• _The task_: Type out all the records word for word. Any pictures are to be left out.

• _Provided entries_:

• • •

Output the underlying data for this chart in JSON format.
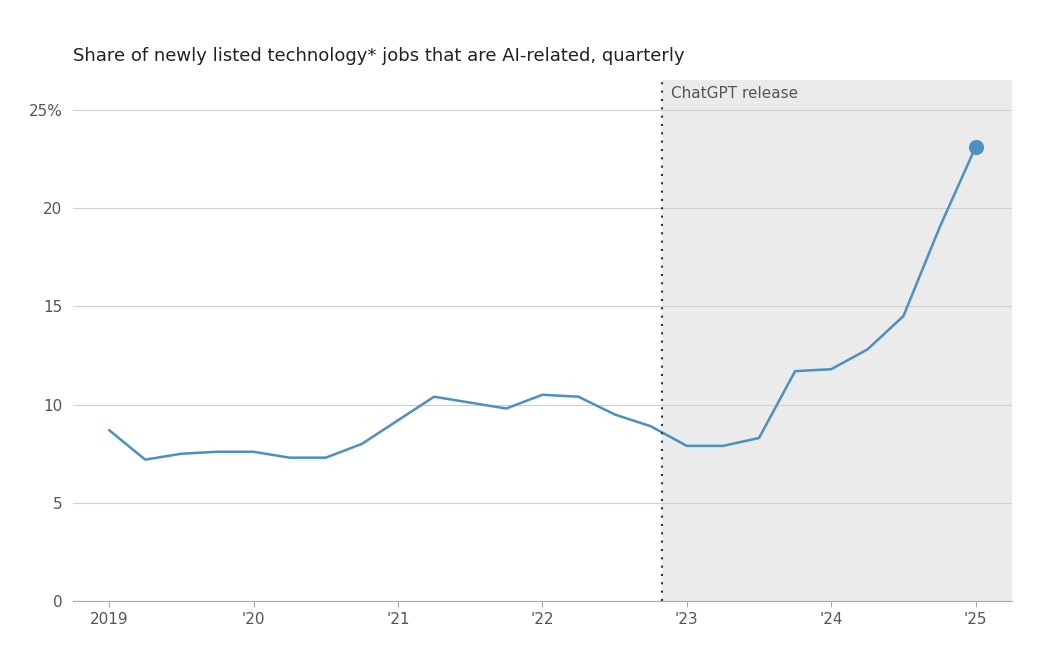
{
  "title": "Share of newly listed technology* jobs that are AI-related, quarterly",
  "line_color": "#4A90C4",
  "background_color": "#ffffff",
  "shaded_region_color": "#ebebeb",
  "chatgpt_line_x": 2022.83,
  "chatgpt_label": "ChatGPT release",
  "x_data": [
    2019.0,
    2019.25,
    2019.5,
    2019.75,
    2020.0,
    2020.25,
    2020.5,
    2020.75,
    2021.0,
    2021.25,
    2021.5,
    2021.75,
    2022.0,
    2022.25,
    2022.5,
    2022.75,
    2023.0,
    2023.25,
    2023.5,
    2023.75,
    2024.0,
    2024.25,
    2024.5,
    2024.75,
    2025.0
  ],
  "y_data": [
    8.7,
    7.2,
    7.5,
    7.6,
    7.6,
    7.3,
    7.3,
    8.0,
    9.2,
    10.4,
    10.1,
    9.8,
    10.5,
    10.4,
    9.5,
    8.9,
    7.9,
    7.9,
    8.3,
    11.7,
    11.8,
    12.8,
    14.5,
    19.0,
    23.1
  ],
  "yticks": [
    0,
    5,
    10,
    15,
    20,
    25
  ],
  "ytick_labels": [
    "0",
    "5",
    "10",
    "15",
    "20",
    "25%"
  ],
  "xtick_positions": [
    2019,
    2020,
    2021,
    2022,
    2023,
    2024,
    2025
  ],
  "xtick_labels": [
    "2019",
    "'20",
    "'21",
    "'22",
    "'23",
    "'24",
    "'25"
  ],
  "ylim": [
    0,
    26.5
  ],
  "xlim": [
    2018.75,
    2025.25
  ],
  "endpoint_marker_size": 9,
  "line_width": 1.8,
  "chatgpt_label_fontsize": 11,
  "title_fontsize": 13,
  "tick_label_fontsize": 11,
  "grid_color": "#d0d0d0",
  "tick_color": "#888888",
  "spine_color": "#aaaaaa"
}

• • •

• _The response_:
Output the underlying data for this chart in JSON format.
{
  "title": "Share of newly listed technology* jobs that are AI-related, quarterly",
  "line_color": "#4A90C4",
  "background_color": "#ffffff",
  "shaded_region_color": "#ebebeb",
  "chatgpt_line_x": 2022.83,
  "chatgpt_label": "ChatGPT release",
  "x_data": [
    2019.0,
    2019.25,
    2019.5,
    2019.75,
    2020.0,
    2020.25,
    2020.5,
    2020.75,
    2021.0,
    2021.25,
    2021.5,
    2021.75,
    2022.0,
    2022.25,
    2022.5,
    2022.75,
    2023.0,
    2023.25,
    2023.5,
    2023.75,
    2024.0,
    2024.25,
    2024.5,
    2024.75,
    2025.0
  ],
  "y_data": [
    8.7,
    7.2,
    7.5,
    7.6,
    7.6,
    7.3,
    7.3,
    8.0,
    9.2,
    10.4,
    10.1,
    9.8,
    10.5,
    10.4,
    9.5,
    8.9,
    7.9,
    7.9,
    8.3,
    11.7,
    11.8,
    12.8,
    14.5,
    19.0,
    23.1
  ],
  "yticks": [
    0,
    5,
    10,
    15,
    20,
    25
  ],
  "ytick_labels": [
    "0",
    "5",
    "10",
    "15",
    "20",
    "25%"
  ],
  "xtick_positions": [
    2019,
    2020,
    2021,
    2022,
    2023,
    2024,
    2025
  ],
  "xtick_labels": [
    "2019",
    "'20",
    "'21",
    "'22",
    "'23",
    "'24",
    "'25"
  ],
  "ylim": [
    0,
    26.5
  ],
  "xlim": [
    2018.75,
    2025.25
  ],
  "endpoint_marker_size": 9,
  "line_width": 1.8,
  "chatgpt_label_fontsize": 11,
  "title_fontsize": 13,
  "tick_label_fontsize": 11,
  "grid_color": "#d0d0d0",
  "tick_color": "#888888",
  "spine_color": "#aaaaaa"
}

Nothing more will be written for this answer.